Cássia Fernandes é jornalista e escritora / lcassiaf@gmail.com

Alinhavos

Alças de sutiã ao contrário

Destinos às vezes são decididos por um detalhe | 10.10.14 - 15:28 Alças de sutiã ao contrário (Foto: divulgação)
 
Goiânia - Já contei essa história há bastante tempo e sempre arranjo uma forma de costurá-la e rebordá-la com diferentes feitios e arabescos. Gira em torno de uma simples alça de sutiã, ou melhor, quem gira é um jovem casal em um salão parisiense lá pelos anos 60 ele um promissor e moreno jovem brasileiro com seus 20 e poucos anos ela uma linda esguia e loira moça francesa como sempre imaginamos que sejam lindas as moças francesas de então e principalmente da ficção também com seus 20 e poucos e 60 de cintura e um perfume floral inebriante que o entontece pois afinal têm fama de bons os perfumes franceses assim como reputação de arrogantes os nascidos na França Napoleônica e de não muito afeitos ao banho tentando ocultar seu ranço com fortes fragrâncias no entanto como é bom o buquê que emana de seu longilíneo pescoço e como ela é encantadora nesse tempo em que  ainda se usa alcunhar as mulheres com tais adjetivos e como baila com graça e como se deixa conduzir com docilidade e como quiçá dará uma namorada adorável e esposa  adequada pois que elegância tem de modos como é cuidadosa com sua toalete que belo vestido azul claro ela porta e que decote insinuante na justa medida em que deve ser exibida uma dama e como são formosos seus ombros quase completamente nus não fosse pela pequena manguinha japonesa rendada do vestido sob a qual descuidadamente que atraente descuido escorrega a alça de um sutiã... a alça de um sutiã branco não bege ... uma  alça suja uma alça absolutamente imunda!
 
E então o jovem termina precipitadamente aquela dança e se despede apressadamente da já não tão linda jovem francesa, na verdade uma branquela azeda e coquete, e toma um avião para o Brasil e aqui se casa com uma brasileira limpinha, que ao menos reputação de asseadas possuem as brasileiras, pois descendentes de índios que cultivavam o hábito de se banhar diariamente nos rios. Por causa, portanto, apenas de uma simples alça de sutiã, tomou um novo rumo e escreveu distinto destino aquele rapaz, que passou o resto de sua asséptica e inodora vida detestando perfumes, sobretudo os muito fortes, principalmente os franceses, e sofrendo fortes dores de cabeça quando qualquer mulher ousava aparecer perfumada diante dele , quando eu, sua nora por algum tempo e nora da tal brasileira limpinha, me atrevia a passar perto tendo me excedido na perfumaria.
========================
__Objetivo do exercício__
No texto sobre a alça de sutiã, reescreva o trecho que vai de "Cássia Fernandes é" até "contrário (Foto: divulgação)", trocando "detalhe" por "pormenor". Baseie-se somente no texto.
========================
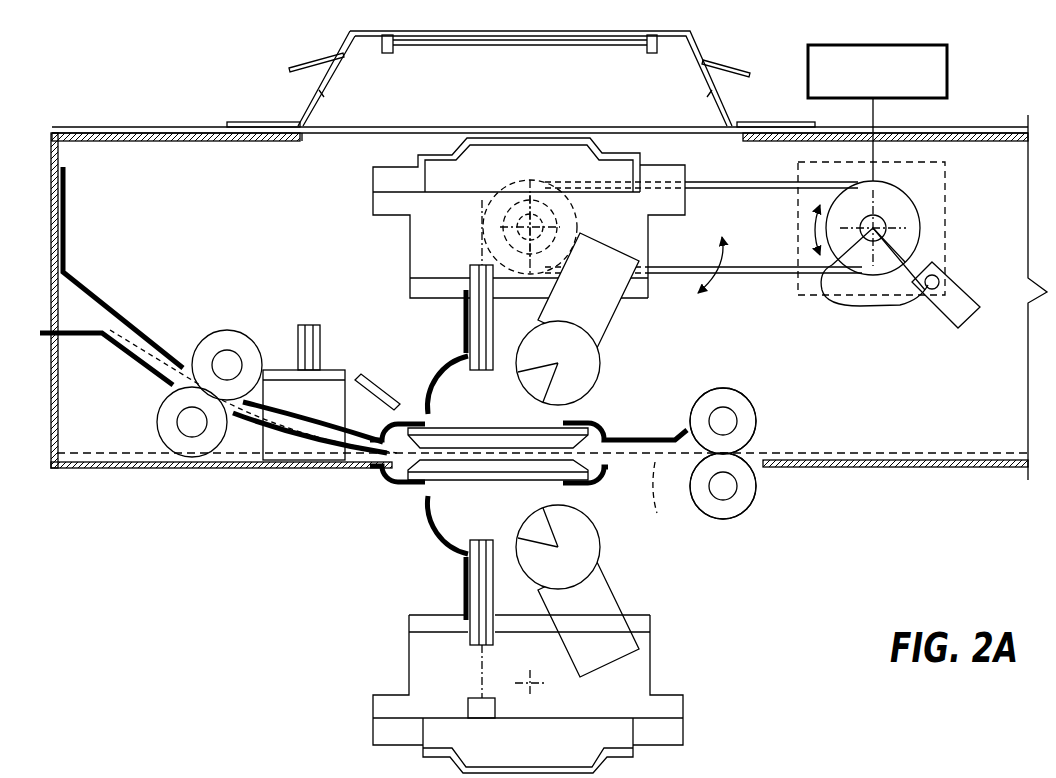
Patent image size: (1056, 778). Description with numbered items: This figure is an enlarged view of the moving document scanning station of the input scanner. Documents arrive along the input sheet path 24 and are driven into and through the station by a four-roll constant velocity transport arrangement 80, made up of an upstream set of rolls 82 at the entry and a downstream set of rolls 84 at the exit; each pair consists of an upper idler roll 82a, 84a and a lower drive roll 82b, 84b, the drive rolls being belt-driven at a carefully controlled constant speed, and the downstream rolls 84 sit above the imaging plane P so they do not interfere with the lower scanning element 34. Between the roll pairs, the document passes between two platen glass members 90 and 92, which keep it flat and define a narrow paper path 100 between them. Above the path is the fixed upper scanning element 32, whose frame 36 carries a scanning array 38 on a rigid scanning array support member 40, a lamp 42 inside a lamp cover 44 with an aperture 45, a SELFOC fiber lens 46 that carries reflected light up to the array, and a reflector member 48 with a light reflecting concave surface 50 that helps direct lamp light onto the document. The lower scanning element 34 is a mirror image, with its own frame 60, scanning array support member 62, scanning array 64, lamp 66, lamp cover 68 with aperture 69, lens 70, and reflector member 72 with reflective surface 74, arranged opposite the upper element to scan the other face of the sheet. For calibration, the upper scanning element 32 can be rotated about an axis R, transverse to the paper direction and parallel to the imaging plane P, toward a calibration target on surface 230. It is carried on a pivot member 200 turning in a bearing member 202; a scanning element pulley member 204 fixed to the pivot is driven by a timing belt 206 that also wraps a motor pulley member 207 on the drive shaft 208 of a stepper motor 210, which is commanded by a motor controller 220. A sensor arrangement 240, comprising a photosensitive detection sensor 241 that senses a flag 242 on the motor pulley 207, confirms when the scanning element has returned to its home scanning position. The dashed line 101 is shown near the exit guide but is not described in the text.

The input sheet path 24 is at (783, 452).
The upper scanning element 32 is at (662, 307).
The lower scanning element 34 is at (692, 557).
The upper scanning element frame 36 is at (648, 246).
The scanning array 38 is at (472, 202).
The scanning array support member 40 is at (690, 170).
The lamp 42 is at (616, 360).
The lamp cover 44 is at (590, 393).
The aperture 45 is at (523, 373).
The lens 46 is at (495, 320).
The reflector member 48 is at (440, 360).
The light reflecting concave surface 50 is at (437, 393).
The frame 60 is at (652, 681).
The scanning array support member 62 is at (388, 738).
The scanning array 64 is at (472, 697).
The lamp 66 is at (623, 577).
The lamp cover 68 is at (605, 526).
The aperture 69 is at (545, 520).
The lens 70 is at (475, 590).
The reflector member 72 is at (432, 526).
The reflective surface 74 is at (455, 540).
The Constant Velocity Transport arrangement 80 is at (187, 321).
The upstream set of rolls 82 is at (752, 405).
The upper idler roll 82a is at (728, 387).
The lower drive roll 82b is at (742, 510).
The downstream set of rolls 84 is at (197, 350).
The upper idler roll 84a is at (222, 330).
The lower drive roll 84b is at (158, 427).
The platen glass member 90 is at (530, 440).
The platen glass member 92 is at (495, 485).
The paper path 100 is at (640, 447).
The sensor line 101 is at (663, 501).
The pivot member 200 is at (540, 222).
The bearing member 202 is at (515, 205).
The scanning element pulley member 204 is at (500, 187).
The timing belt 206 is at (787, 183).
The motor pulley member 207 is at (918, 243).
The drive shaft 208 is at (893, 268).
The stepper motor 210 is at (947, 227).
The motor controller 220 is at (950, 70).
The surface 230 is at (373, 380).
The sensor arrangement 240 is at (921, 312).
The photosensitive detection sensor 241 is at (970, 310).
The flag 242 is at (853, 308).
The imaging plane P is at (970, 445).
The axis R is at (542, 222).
========================
__Resultado do exercício__
Cássia Fernandes é jornalista e escritora / lcassiaf@gmail.com

Alinhavos

Alças de sutiã ao contrário

Destinos às vezes são decididos por um pormenor | 10.10.14 - 15:28 Alças de sutiã ao contrário (Foto: divulgação)